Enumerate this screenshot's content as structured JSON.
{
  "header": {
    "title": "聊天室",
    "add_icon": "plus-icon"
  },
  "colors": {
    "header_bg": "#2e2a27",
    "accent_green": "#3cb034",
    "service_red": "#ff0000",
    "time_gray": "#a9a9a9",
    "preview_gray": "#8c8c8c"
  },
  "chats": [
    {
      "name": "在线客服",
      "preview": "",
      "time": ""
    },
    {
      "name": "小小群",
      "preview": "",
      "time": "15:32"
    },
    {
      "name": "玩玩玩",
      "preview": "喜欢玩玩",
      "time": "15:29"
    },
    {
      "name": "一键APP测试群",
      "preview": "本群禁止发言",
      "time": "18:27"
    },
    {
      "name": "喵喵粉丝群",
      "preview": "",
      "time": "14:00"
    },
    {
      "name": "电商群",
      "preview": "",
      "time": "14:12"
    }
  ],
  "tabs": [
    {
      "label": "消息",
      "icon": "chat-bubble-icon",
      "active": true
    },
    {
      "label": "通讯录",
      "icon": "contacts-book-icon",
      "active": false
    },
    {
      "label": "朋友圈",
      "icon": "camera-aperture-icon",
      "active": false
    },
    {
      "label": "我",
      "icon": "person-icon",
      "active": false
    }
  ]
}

****

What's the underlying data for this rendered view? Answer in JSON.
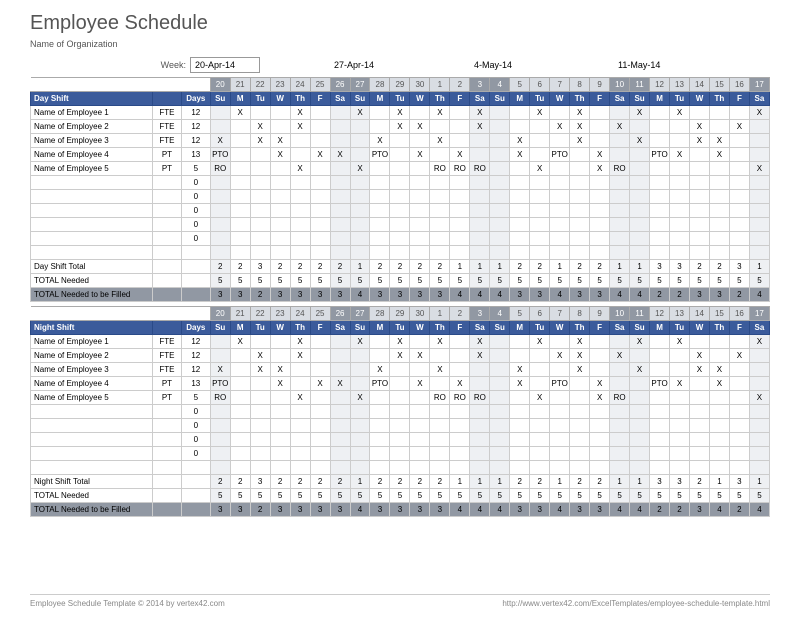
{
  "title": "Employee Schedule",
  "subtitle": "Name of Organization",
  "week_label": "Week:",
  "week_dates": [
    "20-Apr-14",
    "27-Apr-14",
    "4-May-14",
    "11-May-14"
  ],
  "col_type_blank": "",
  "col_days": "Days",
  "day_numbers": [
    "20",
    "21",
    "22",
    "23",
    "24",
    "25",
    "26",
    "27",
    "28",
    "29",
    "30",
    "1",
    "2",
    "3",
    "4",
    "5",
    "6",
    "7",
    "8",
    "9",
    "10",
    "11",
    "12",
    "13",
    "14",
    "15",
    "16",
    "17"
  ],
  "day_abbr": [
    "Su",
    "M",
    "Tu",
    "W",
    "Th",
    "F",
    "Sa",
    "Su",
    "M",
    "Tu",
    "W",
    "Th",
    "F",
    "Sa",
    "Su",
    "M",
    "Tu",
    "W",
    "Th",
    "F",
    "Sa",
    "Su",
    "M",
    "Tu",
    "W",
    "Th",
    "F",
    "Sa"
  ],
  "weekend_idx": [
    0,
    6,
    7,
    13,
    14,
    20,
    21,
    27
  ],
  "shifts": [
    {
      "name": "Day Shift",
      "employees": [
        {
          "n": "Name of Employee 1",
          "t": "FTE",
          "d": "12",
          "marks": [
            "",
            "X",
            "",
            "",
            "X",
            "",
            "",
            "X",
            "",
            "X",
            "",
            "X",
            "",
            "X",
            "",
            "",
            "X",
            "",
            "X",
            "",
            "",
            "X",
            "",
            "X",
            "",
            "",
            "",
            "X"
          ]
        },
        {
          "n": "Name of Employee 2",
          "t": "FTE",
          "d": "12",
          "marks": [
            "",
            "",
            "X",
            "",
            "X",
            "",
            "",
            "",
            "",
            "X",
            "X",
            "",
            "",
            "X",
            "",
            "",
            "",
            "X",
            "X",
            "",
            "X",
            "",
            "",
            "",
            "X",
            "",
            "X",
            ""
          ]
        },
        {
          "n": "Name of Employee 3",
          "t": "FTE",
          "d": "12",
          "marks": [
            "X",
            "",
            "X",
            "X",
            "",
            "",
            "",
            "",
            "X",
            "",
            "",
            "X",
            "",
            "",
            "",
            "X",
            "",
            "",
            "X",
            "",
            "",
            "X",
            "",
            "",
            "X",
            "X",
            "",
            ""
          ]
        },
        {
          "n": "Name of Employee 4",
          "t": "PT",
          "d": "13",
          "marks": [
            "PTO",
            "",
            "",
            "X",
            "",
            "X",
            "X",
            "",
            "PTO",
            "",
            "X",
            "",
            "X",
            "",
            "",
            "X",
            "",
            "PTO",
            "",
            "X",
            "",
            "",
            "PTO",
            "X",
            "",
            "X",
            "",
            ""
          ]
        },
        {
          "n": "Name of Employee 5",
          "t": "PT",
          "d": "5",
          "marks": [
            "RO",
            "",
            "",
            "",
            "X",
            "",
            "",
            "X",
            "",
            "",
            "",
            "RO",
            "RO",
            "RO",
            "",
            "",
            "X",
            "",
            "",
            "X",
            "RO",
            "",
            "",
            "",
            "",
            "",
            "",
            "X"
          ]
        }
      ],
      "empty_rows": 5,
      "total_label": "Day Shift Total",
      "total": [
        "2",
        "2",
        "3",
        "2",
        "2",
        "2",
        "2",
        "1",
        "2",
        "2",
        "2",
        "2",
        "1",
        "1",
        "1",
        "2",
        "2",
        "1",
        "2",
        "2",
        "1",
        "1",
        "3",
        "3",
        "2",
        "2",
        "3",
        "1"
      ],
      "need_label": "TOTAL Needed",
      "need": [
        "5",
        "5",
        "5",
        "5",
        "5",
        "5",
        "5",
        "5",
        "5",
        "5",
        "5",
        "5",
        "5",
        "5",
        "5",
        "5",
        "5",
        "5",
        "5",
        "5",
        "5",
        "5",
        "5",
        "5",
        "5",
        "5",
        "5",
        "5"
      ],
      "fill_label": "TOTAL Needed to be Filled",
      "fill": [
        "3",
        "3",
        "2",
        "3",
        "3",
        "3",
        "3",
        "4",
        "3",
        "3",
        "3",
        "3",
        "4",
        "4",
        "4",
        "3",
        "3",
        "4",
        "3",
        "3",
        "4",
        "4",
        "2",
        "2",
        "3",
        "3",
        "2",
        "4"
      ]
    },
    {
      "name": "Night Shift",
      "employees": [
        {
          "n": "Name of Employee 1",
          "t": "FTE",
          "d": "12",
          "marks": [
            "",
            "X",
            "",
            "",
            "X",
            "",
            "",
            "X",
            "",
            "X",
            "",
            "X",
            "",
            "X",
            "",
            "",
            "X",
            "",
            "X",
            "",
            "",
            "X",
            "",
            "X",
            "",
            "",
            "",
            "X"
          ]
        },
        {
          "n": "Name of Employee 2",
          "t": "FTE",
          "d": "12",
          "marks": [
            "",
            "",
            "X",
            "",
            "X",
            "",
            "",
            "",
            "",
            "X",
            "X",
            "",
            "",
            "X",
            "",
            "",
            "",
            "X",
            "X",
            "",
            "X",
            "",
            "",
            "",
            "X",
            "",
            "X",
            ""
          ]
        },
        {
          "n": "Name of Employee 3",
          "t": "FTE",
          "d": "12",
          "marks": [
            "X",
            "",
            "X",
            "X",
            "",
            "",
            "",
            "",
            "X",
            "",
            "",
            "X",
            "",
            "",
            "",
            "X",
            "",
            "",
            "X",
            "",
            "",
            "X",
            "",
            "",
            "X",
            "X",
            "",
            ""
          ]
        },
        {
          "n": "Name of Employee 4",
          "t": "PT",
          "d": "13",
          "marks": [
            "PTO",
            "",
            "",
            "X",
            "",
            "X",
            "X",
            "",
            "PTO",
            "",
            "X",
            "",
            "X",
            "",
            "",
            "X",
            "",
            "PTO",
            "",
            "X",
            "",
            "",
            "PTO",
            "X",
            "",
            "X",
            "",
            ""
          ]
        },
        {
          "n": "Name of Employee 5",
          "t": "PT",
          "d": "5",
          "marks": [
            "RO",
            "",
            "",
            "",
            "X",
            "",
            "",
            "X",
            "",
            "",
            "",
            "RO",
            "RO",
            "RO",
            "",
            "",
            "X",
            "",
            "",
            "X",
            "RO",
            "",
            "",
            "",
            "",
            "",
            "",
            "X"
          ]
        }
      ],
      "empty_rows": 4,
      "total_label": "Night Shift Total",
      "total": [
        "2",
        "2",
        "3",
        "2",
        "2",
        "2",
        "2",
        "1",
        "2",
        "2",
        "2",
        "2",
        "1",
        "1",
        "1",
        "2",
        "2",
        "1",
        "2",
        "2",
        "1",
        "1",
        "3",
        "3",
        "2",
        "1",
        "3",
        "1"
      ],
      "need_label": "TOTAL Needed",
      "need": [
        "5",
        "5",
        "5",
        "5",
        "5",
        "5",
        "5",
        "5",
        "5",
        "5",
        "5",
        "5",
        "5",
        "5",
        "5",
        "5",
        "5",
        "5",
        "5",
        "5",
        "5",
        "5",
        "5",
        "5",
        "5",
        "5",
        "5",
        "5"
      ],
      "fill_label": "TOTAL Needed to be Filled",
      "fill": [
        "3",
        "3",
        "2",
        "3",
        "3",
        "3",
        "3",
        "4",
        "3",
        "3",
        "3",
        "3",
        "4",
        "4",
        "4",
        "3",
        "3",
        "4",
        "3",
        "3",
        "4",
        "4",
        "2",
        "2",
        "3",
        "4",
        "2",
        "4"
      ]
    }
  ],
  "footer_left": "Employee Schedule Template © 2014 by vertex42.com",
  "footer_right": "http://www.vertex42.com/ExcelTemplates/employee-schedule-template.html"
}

****

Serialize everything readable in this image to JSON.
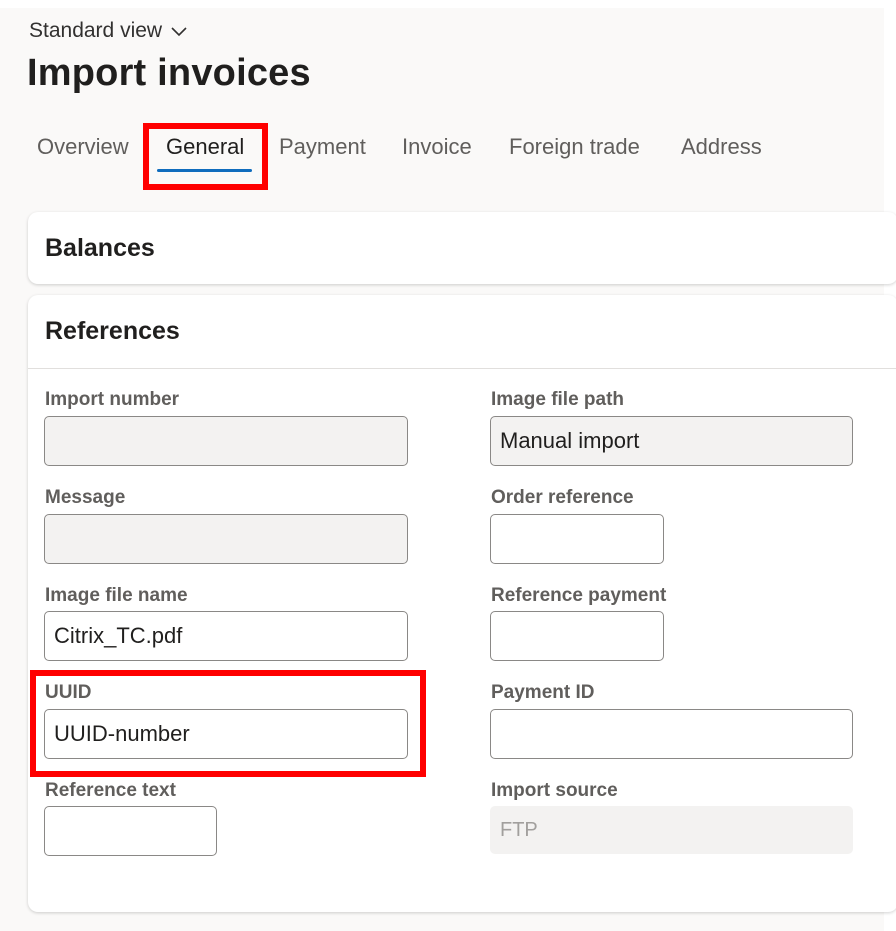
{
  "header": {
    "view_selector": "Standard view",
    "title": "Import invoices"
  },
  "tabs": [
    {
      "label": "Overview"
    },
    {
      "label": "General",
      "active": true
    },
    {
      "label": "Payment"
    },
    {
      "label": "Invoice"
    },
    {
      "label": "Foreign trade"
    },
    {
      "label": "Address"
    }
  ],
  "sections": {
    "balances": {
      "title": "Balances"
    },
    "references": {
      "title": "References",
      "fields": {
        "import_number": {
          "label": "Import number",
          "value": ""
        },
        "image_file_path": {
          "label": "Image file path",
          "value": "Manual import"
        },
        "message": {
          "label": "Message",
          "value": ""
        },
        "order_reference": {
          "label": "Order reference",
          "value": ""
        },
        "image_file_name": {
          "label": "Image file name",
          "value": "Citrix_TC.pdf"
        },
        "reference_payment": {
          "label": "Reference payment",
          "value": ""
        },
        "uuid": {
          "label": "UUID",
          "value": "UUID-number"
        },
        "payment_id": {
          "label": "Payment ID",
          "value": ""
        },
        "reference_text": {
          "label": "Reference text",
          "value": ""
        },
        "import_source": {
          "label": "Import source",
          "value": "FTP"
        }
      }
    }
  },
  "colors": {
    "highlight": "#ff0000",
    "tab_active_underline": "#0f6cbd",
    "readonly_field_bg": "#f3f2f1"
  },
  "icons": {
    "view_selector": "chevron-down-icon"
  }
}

****

> **Your goal**
Copy out the lines in which the string "Night" appears.

> **Response to the exercise**
      "name": "Night Shift",
      "total_label": "Night Shift Total",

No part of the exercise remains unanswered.